▸ **Challenge**: Retype the records below exactly as they appear, but leave out any pictures.

Stored items from a collection:

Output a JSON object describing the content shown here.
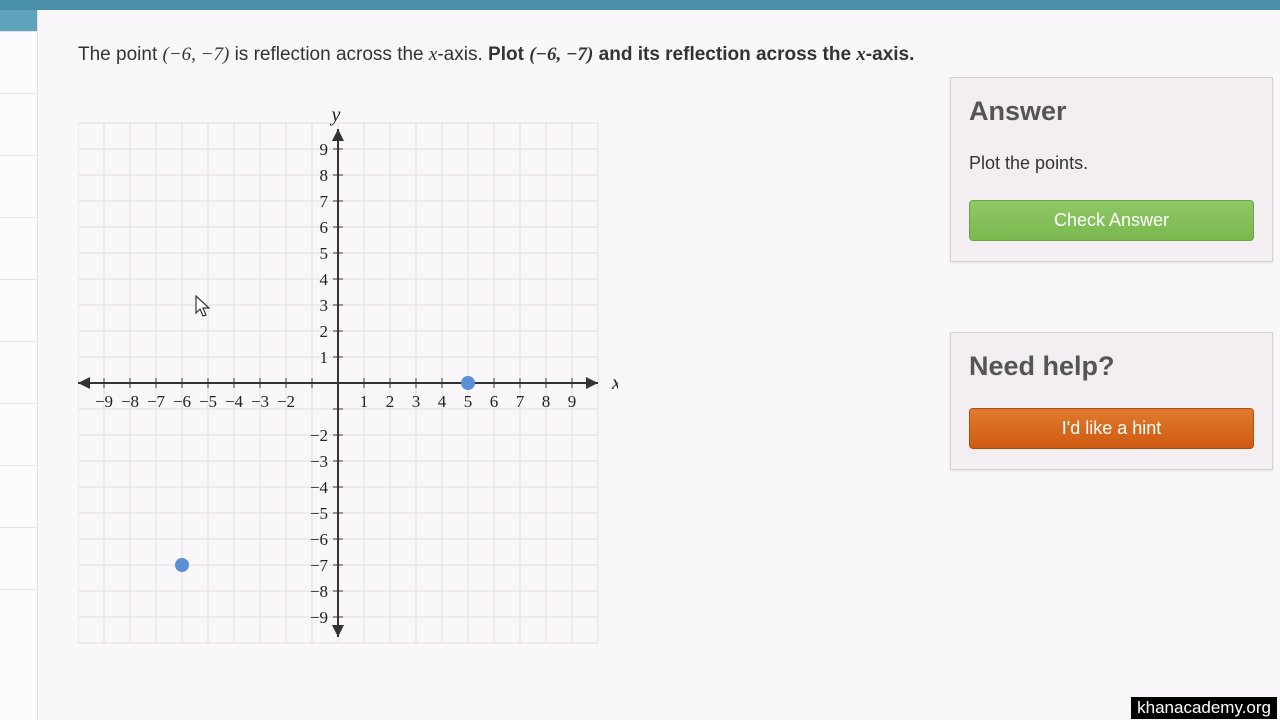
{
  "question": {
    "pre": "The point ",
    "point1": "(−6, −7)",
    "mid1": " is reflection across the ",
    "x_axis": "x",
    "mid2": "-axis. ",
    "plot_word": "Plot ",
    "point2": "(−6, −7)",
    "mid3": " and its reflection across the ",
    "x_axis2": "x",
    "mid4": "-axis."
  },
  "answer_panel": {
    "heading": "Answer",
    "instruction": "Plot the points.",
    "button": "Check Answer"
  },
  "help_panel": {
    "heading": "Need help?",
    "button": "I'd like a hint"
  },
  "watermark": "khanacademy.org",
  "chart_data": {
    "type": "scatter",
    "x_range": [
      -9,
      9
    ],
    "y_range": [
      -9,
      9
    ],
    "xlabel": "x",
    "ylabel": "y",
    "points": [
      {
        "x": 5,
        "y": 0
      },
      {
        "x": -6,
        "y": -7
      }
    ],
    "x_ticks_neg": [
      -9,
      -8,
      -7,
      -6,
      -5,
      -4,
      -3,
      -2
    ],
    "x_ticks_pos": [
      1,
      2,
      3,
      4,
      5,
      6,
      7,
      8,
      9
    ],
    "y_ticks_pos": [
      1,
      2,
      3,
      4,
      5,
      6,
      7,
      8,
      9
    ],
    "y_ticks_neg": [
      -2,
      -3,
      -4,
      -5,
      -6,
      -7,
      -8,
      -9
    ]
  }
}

▸ **Written response**:
Output a JSON object describing the content shown here.
{
  "question": {
    "pre": "The point ",
    "point1": "(−6, −7)",
    "mid1": " is reflection across the ",
    "x_axis": "x",
    "mid2": "-axis. ",
    "plot_word": "Plot ",
    "point2": "(−6, −7)",
    "mid3": " and its reflection across the ",
    "x_axis2": "x",
    "mid4": "-axis."
  },
  "answer_panel": {
    "heading": "Answer",
    "instruction": "Plot the points.",
    "button": "Check Answer"
  },
  "help_panel": {
    "heading": "Need help?",
    "button": "I'd like a hint"
  },
  "watermark": "khanacademy.org",
  "chart_data": {
    "type": "scatter",
    "x_range": [
      -9,
      9
    ],
    "y_range": [
      -9,
      9
    ],
    "xlabel": "x",
    "ylabel": "y",
    "points": [
      {
        "x": 5,
        "y": 0
      },
      {
        "x": -6,
        "y": -7
      }
    ],
    "x_ticks_neg": [
      -9,
      -8,
      -7,
      -6,
      -5,
      -4,
      -3,
      -2
    ],
    "x_ticks_pos": [
      1,
      2,
      3,
      4,
      5,
      6,
      7,
      8,
      9
    ],
    "y_ticks_pos": [
      1,
      2,
      3,
      4,
      5,
      6,
      7,
      8,
      9
    ],
    "y_ticks_neg": [
      -2,
      -3,
      -4,
      -5,
      -6,
      -7,
      -8,
      -9
    ]
  }
}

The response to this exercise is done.